**WHAT THE TASK REQUIRES**: In the records below, reproduce without any change every line in the stretch from the line containing "community-cell: 天灵村 (543, 817, 723, 835)" through the line containing "amount-cell: 650 (723, 1088, 897, 1106)", both ends included.

——

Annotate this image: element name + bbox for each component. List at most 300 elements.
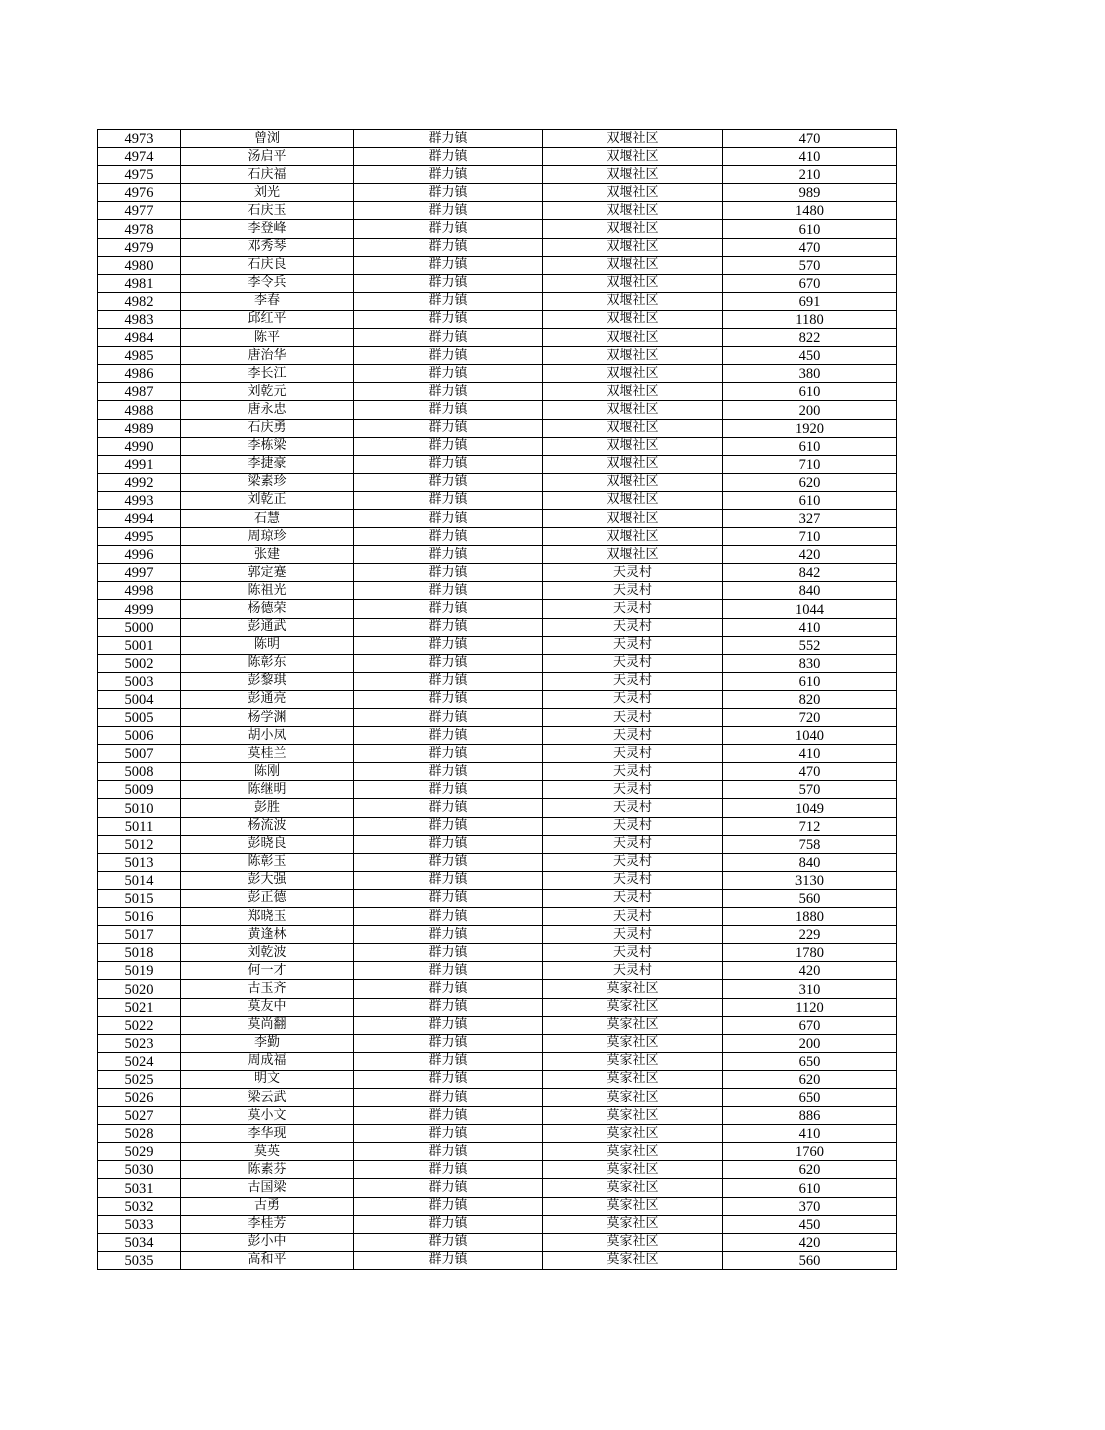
community-cell: 天灵村 (543, 817, 723, 835)
town-cell: 群力镇 (354, 238, 543, 256)
table-row (98, 274, 897, 292)
table-row (98, 889, 897, 907)
table-row (98, 1215, 897, 1233)
community-cell: 天灵村 (543, 618, 723, 636)
serial-number-cell: 4985 (98, 347, 181, 365)
name-cell: 黄逢林 (181, 926, 354, 944)
town-cell: 群力镇 (354, 564, 543, 582)
name-cell: 杨流波 (181, 817, 354, 835)
table-row (98, 329, 897, 347)
table-row (98, 926, 897, 944)
table-row (98, 1161, 897, 1179)
town-cell: 群力镇 (354, 1233, 543, 1251)
community-cell: 双堰社区 (543, 148, 723, 166)
community-cell: 莫家社区 (543, 1034, 723, 1052)
data-table (97, 129, 897, 1270)
community-cell: 双堰社区 (543, 455, 723, 473)
name-cell: 彭通亮 (181, 690, 354, 708)
name-cell: 彭胜 (181, 799, 354, 817)
amount-cell: 210 (723, 166, 897, 184)
name-cell: 陈彰玉 (181, 853, 354, 871)
serial-number-cell: 5025 (98, 1070, 181, 1088)
serial-number-cell: 4990 (98, 437, 181, 455)
community-cell: 莫家社区 (543, 1161, 723, 1179)
town-cell: 群力镇 (354, 1070, 543, 1088)
amount-cell: 1480 (723, 202, 897, 220)
amount-cell: 410 (723, 745, 897, 763)
amount-cell: 610 (723, 437, 897, 455)
town-cell: 群力镇 (354, 600, 543, 618)
community-cell: 天灵村 (543, 926, 723, 944)
amount-cell: 691 (723, 292, 897, 310)
amount-cell: 380 (723, 365, 897, 383)
serial-number-cell: 5013 (98, 853, 181, 871)
community-cell: 双堰社区 (543, 528, 723, 546)
amount-cell: 886 (723, 1107, 897, 1125)
town-cell: 群力镇 (354, 817, 543, 835)
town-cell: 群力镇 (354, 202, 543, 220)
amount-cell: 822 (723, 329, 897, 347)
community-cell: 双堰社区 (543, 437, 723, 455)
town-cell: 群力镇 (354, 672, 543, 690)
amount-cell: 410 (723, 618, 897, 636)
serial-number-cell: 4978 (98, 220, 181, 238)
community-cell: 天灵村 (543, 781, 723, 799)
serial-number-cell: 4991 (98, 455, 181, 473)
amount-cell: 842 (723, 564, 897, 582)
community-cell: 天灵村 (543, 944, 723, 962)
serial-number-cell: 5019 (98, 962, 181, 980)
serial-number-cell: 4980 (98, 256, 181, 274)
serial-number-cell: 5034 (98, 1233, 181, 1251)
amount-cell: 560 (723, 889, 897, 907)
amount-cell: 650 (723, 1088, 897, 1106)
town-cell: 群力镇 (354, 528, 543, 546)
town-cell: 群力镇 (354, 998, 543, 1016)
serial-number-cell: 4994 (98, 509, 181, 527)
table-row (98, 1179, 897, 1197)
community-cell: 天灵村 (543, 727, 723, 745)
name-cell: 石庆良 (181, 256, 354, 274)
town-cell: 群力镇 (354, 1251, 543, 1269)
amount-cell: 552 (723, 636, 897, 654)
table-row (98, 347, 897, 365)
table-row (98, 998, 897, 1016)
name-cell: 刘乾波 (181, 944, 354, 962)
town-cell: 群力镇 (354, 654, 543, 672)
community-cell: 天灵村 (543, 962, 723, 980)
amount-cell: 1920 (723, 419, 897, 437)
table-row (98, 618, 897, 636)
name-cell: 石庆玉 (181, 202, 354, 220)
name-cell: 李勤 (181, 1034, 354, 1052)
name-cell: 李春 (181, 292, 354, 310)
community-cell: 天灵村 (543, 853, 723, 871)
table-row (98, 672, 897, 690)
table-row (98, 600, 897, 618)
table-body (98, 130, 897, 1270)
town-cell: 群力镇 (354, 1107, 543, 1125)
name-cell: 高和平 (181, 1251, 354, 1269)
amount-cell: 3130 (723, 871, 897, 889)
community-cell: 双堰社区 (543, 365, 723, 383)
amount-cell: 200 (723, 401, 897, 419)
amount-cell: 370 (723, 1197, 897, 1215)
serial-number-cell: 5014 (98, 871, 181, 889)
community-cell: 双堰社区 (543, 509, 723, 527)
community-cell: 天灵村 (543, 672, 723, 690)
community-cell: 莫家社区 (543, 1233, 723, 1251)
serial-number-cell: 4979 (98, 238, 181, 256)
amount-cell: 670 (723, 1016, 897, 1034)
name-cell: 邱红平 (181, 310, 354, 328)
table-row (98, 853, 897, 871)
table-row (98, 781, 897, 799)
name-cell: 彭正德 (181, 889, 354, 907)
table-row (98, 437, 897, 455)
name-cell: 古国梁 (181, 1179, 354, 1197)
name-cell: 陈继明 (181, 781, 354, 799)
amount-cell: 1880 (723, 908, 897, 926)
serial-number-cell: 4982 (98, 292, 181, 310)
town-cell: 群力镇 (354, 274, 543, 292)
amount-cell: 470 (723, 130, 897, 148)
amount-cell: 1780 (723, 944, 897, 962)
town-cell: 群力镇 (354, 329, 543, 347)
town-cell: 群力镇 (354, 166, 543, 184)
name-cell: 汤启平 (181, 148, 354, 166)
serial-number-cell: 5020 (98, 980, 181, 998)
town-cell: 群力镇 (354, 184, 543, 202)
table-row (98, 184, 897, 202)
amount-cell: 1180 (723, 310, 897, 328)
table-row (98, 1107, 897, 1125)
table-row (98, 817, 897, 835)
community-cell: 天灵村 (543, 763, 723, 781)
table-row (98, 509, 897, 527)
town-cell: 群力镇 (354, 582, 543, 600)
town-cell: 群力镇 (354, 745, 543, 763)
town-cell: 群力镇 (354, 347, 543, 365)
community-cell: 莫家社区 (543, 998, 723, 1016)
table-row (98, 401, 897, 419)
table-row (98, 835, 897, 853)
community-cell: 天灵村 (543, 908, 723, 926)
community-cell: 莫家社区 (543, 1016, 723, 1034)
name-cell: 唐永忠 (181, 401, 354, 419)
town-cell: 群力镇 (354, 419, 543, 437)
serial-number-cell: 5030 (98, 1161, 181, 1179)
community-cell: 双堰社区 (543, 491, 723, 509)
name-cell: 陈素芬 (181, 1161, 354, 1179)
table-row (98, 491, 897, 509)
town-cell: 群力镇 (354, 401, 543, 419)
serial-number-cell: 5004 (98, 690, 181, 708)
name-cell: 莫小文 (181, 1107, 354, 1125)
amount-cell: 1120 (723, 998, 897, 1016)
name-cell: 古玉齐 (181, 980, 354, 998)
name-cell: 明文 (181, 1070, 354, 1088)
amount-cell: 200 (723, 1034, 897, 1052)
serial-number-cell: 5026 (98, 1088, 181, 1106)
table-row (98, 1034, 897, 1052)
town-cell: 群力镇 (354, 1034, 543, 1052)
community-cell: 天灵村 (543, 600, 723, 618)
amount-cell: 620 (723, 1161, 897, 1179)
serial-number-cell: 4997 (98, 564, 181, 582)
table-row (98, 745, 897, 763)
town-cell: 群力镇 (354, 256, 543, 274)
table-row (98, 564, 897, 582)
table-row (98, 1197, 897, 1215)
table-row (98, 908, 897, 926)
community-cell: 莫家社区 (543, 1088, 723, 1106)
community-cell: 双堰社区 (543, 383, 723, 401)
community-cell: 莫家社区 (543, 1143, 723, 1161)
amount-cell: 610 (723, 672, 897, 690)
town-cell: 群力镇 (354, 908, 543, 926)
table-row (98, 1016, 897, 1034)
amount-cell: 610 (723, 220, 897, 238)
town-cell: 群力镇 (354, 690, 543, 708)
name-cell: 陈刚 (181, 763, 354, 781)
community-cell: 莫家社区 (543, 1197, 723, 1215)
town-cell: 群力镇 (354, 853, 543, 871)
serial-number-cell: 5032 (98, 1197, 181, 1215)
serial-number-cell: 5015 (98, 889, 181, 907)
name-cell: 李栋梁 (181, 437, 354, 455)
town-cell: 群力镇 (354, 709, 543, 727)
serial-number-cell: 5018 (98, 944, 181, 962)
name-cell: 李令兵 (181, 274, 354, 292)
table-row (98, 1088, 897, 1106)
name-cell: 石庆福 (181, 166, 354, 184)
serial-number-cell: 5017 (98, 926, 181, 944)
name-cell: 陈彰东 (181, 654, 354, 672)
name-cell: 周成福 (181, 1052, 354, 1070)
table-row (98, 202, 897, 220)
table-row (98, 1143, 897, 1161)
serial-number-cell: 5033 (98, 1215, 181, 1233)
community-cell: 双堰社区 (543, 401, 723, 419)
community-cell: 天灵村 (543, 835, 723, 853)
name-cell: 唐治华 (181, 347, 354, 365)
table-row (98, 1052, 897, 1070)
community-cell: 双堰社区 (543, 292, 723, 310)
serial-number-cell: 4981 (98, 274, 181, 292)
name-cell: 莫尚翻 (181, 1016, 354, 1034)
community-cell: 天灵村 (543, 582, 723, 600)
name-cell: 梁素珍 (181, 473, 354, 491)
table-row (98, 944, 897, 962)
name-cell: 石慧 (181, 509, 354, 527)
community-cell: 双堰社区 (543, 473, 723, 491)
name-cell: 李桂芳 (181, 1215, 354, 1233)
serial-number-cell: 4993 (98, 491, 181, 509)
serial-number-cell: 5009 (98, 781, 181, 799)
town-cell: 群力镇 (354, 491, 543, 509)
community-cell: 双堰社区 (543, 166, 723, 184)
community-cell: 天灵村 (543, 564, 723, 582)
community-cell: 双堰社区 (543, 184, 723, 202)
table-row (98, 1233, 897, 1251)
amount-cell: 570 (723, 256, 897, 274)
table-row (98, 980, 897, 998)
table-row (98, 1125, 897, 1143)
amount-cell: 450 (723, 1215, 897, 1233)
amount-cell: 720 (723, 709, 897, 727)
name-cell: 刘乾正 (181, 491, 354, 509)
amount-cell: 670 (723, 274, 897, 292)
name-cell: 曾浏 (181, 130, 354, 148)
amount-cell: 410 (723, 1125, 897, 1143)
amount-cell: 840 (723, 582, 897, 600)
community-cell: 双堰社区 (543, 329, 723, 347)
table-row (98, 148, 897, 166)
town-cell: 群力镇 (354, 383, 543, 401)
town-cell: 群力镇 (354, 889, 543, 907)
community-cell: 天灵村 (543, 654, 723, 672)
town-cell: 群力镇 (354, 437, 543, 455)
amount-cell: 830 (723, 654, 897, 672)
serial-number-cell: 4988 (98, 401, 181, 419)
amount-cell: 470 (723, 763, 897, 781)
serial-number-cell: 5028 (98, 1125, 181, 1143)
name-cell: 莫友中 (181, 998, 354, 1016)
town-cell: 群力镇 (354, 980, 543, 998)
town-cell: 群力镇 (354, 546, 543, 564)
amount-cell: 840 (723, 853, 897, 871)
name-cell: 刘乾元 (181, 383, 354, 401)
community-cell: 天灵村 (543, 889, 723, 907)
serial-number-cell: 4975 (98, 166, 181, 184)
community-cell: 双堰社区 (543, 274, 723, 292)
table-row (98, 690, 897, 708)
town-cell: 群力镇 (354, 473, 543, 491)
table-row (98, 799, 897, 817)
name-cell: 彭大强 (181, 871, 354, 889)
name-cell: 李登峰 (181, 220, 354, 238)
table-row (98, 546, 897, 564)
table-row (98, 166, 897, 184)
community-cell: 双堰社区 (543, 130, 723, 148)
serial-number-cell: 5024 (98, 1052, 181, 1070)
serial-number-cell: 4999 (98, 600, 181, 618)
town-cell: 群力镇 (354, 1088, 543, 1106)
serial-number-cell: 5010 (98, 799, 181, 817)
table-row (98, 763, 897, 781)
name-cell: 李华现 (181, 1125, 354, 1143)
table-row (98, 238, 897, 256)
amount-cell: 560 (723, 1251, 897, 1269)
serial-number-cell: 5002 (98, 654, 181, 672)
name-cell: 古勇 (181, 1197, 354, 1215)
serial-number-cell: 4973 (98, 130, 181, 148)
name-cell: 莫英 (181, 1143, 354, 1161)
community-cell: 莫家社区 (543, 980, 723, 998)
serial-number-cell: 4983 (98, 310, 181, 328)
serial-number-cell: 4986 (98, 365, 181, 383)
table-row (98, 709, 897, 727)
table-row (98, 383, 897, 401)
serial-number-cell: 5005 (98, 709, 181, 727)
amount-cell: 610 (723, 383, 897, 401)
community-cell: 天灵村 (543, 745, 723, 763)
serial-number-cell: 4976 (98, 184, 181, 202)
amount-cell: 420 (723, 962, 897, 980)
amount-cell: 229 (723, 926, 897, 944)
table-row (98, 962, 897, 980)
serial-number-cell: 5029 (98, 1143, 181, 1161)
community-cell: 双堰社区 (543, 256, 723, 274)
name-cell: 邓秀琴 (181, 238, 354, 256)
amount-cell: 450 (723, 347, 897, 365)
community-cell: 双堰社区 (543, 347, 723, 365)
table-row (98, 636, 897, 654)
name-cell: 何一才 (181, 962, 354, 980)
town-cell: 群力镇 (354, 365, 543, 383)
name-cell: 杨学渊 (181, 709, 354, 727)
town-cell: 群力镇 (354, 220, 543, 238)
community-cell: 莫家社区 (543, 1125, 723, 1143)
serial-number-cell: 5035 (98, 1251, 181, 1269)
serial-number-cell: 4989 (98, 419, 181, 437)
town-cell: 群力镇 (354, 1197, 543, 1215)
table-row (98, 1070, 897, 1088)
town-cell: 群力镇 (354, 944, 543, 962)
table-row (98, 310, 897, 328)
town-cell: 群力镇 (354, 926, 543, 944)
serial-number-cell: 5006 (98, 727, 181, 745)
amount-cell: 410 (723, 148, 897, 166)
community-cell: 莫家社区 (543, 1251, 723, 1269)
amount-cell: 710 (723, 455, 897, 473)
community-cell: 莫家社区 (543, 1215, 723, 1233)
amount-cell: 650 (723, 1052, 897, 1070)
amount-cell: 620 (723, 473, 897, 491)
amount-cell: 610 (723, 1179, 897, 1197)
amount-cell: 610 (723, 491, 897, 509)
serial-number-cell: 5003 (98, 672, 181, 690)
town-cell: 群力镇 (354, 727, 543, 745)
table-row (98, 528, 897, 546)
town-cell: 群力镇 (354, 1161, 543, 1179)
table-row (98, 220, 897, 238)
name-cell: 胡小凤 (181, 727, 354, 745)
spreadsheet-page (97, 129, 896, 1270)
serial-number-cell: 5031 (98, 1179, 181, 1197)
community-cell: 双堰社区 (543, 220, 723, 238)
amount-cell: 989 (723, 184, 897, 202)
town-cell: 群力镇 (354, 130, 543, 148)
name-cell: 陈平 (181, 329, 354, 347)
town-cell: 群力镇 (354, 1215, 543, 1233)
serial-number-cell: 5022 (98, 1016, 181, 1034)
town-cell: 群力镇 (354, 835, 543, 853)
town-cell: 群力镇 (354, 292, 543, 310)
table-row (98, 419, 897, 437)
table-row (98, 292, 897, 310)
town-cell: 群力镇 (354, 310, 543, 328)
community-cell: 天灵村 (543, 709, 723, 727)
name-cell: 梁云武 (181, 1088, 354, 1106)
community-cell: 天灵村 (543, 871, 723, 889)
serial-number-cell: 5008 (98, 763, 181, 781)
name-cell: 石庆勇 (181, 419, 354, 437)
town-cell: 群力镇 (354, 799, 543, 817)
community-cell: 双堰社区 (543, 202, 723, 220)
serial-number-cell: 5007 (98, 745, 181, 763)
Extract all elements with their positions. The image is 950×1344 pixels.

——

**REPLY TO THE TASK**:
community-cell: 天灵村 (543, 817, 723, 835)
town-cell: 群力镇 (354, 238, 543, 256)
table-row (98, 274, 897, 292)
table-row (98, 889, 897, 907)
table-row (98, 1215, 897, 1233)
community-cell: 天灵村 (543, 618, 723, 636)
serial-number-cell: 4985 (98, 347, 181, 365)
name-cell: 黄逢林 (181, 926, 354, 944)
town-cell: 群力镇 (354, 564, 543, 582)
name-cell: 杨流波 (181, 817, 354, 835)
table-row (98, 329, 897, 347)
table-row (98, 926, 897, 944)
table-row (98, 1161, 897, 1179)
town-cell: 群力镇 (354, 1233, 543, 1251)
community-cell: 双堰社区 (543, 148, 723, 166)
community-cell: 莫家社区 (543, 1034, 723, 1052)
data-table (97, 129, 897, 1270)
community-cell: 双堰社区 (543, 455, 723, 473)
name-cell: 彭通亮 (181, 690, 354, 708)
name-cell: 彭胜 (181, 799, 354, 817)
amount-cell: 210 (723, 166, 897, 184)
name-cell: 陈彰玉 (181, 853, 354, 871)
serial-number-cell: 5025 (98, 1070, 181, 1088)
serial-number-cell: 4990 (98, 437, 181, 455)
community-cell: 莫家社区 (543, 1161, 723, 1179)
town-cell: 群力镇 (354, 1070, 543, 1088)
amount-cell: 1480 (723, 202, 897, 220)
amount-cell: 410 (723, 745, 897, 763)
amount-cell: 610 (723, 437, 897, 455)
town-cell: 群力镇 (354, 600, 543, 618)
community-cell: 天灵村 (543, 926, 723, 944)
amount-cell: 691 (723, 292, 897, 310)
amount-cell: 380 (723, 365, 897, 383)
serial-number-cell: 5013 (98, 853, 181, 871)
community-cell: 双堰社区 (543, 528, 723, 546)
amount-cell: 886 (723, 1107, 897, 1125)
town-cell: 群力镇 (354, 817, 543, 835)
town-cell: 群力镇 (354, 202, 543, 220)
amount-cell: 822 (723, 329, 897, 347)
community-cell: 双堰社区 (543, 437, 723, 455)
town-cell: 群力镇 (354, 672, 543, 690)
amount-cell: 410 (723, 618, 897, 636)
serial-number-cell: 4978 (98, 220, 181, 238)
community-cell: 天灵村 (543, 781, 723, 799)
serial-number-cell: 4991 (98, 455, 181, 473)
amount-cell: 842 (723, 564, 897, 582)
community-cell: 天灵村 (543, 944, 723, 962)
serial-number-cell: 5019 (98, 962, 181, 980)
serial-number-cell: 4980 (98, 256, 181, 274)
serial-number-cell: 5034 (98, 1233, 181, 1251)
amount-cell: 560 (723, 889, 897, 907)
amount-cell: 650 (723, 1088, 897, 1106)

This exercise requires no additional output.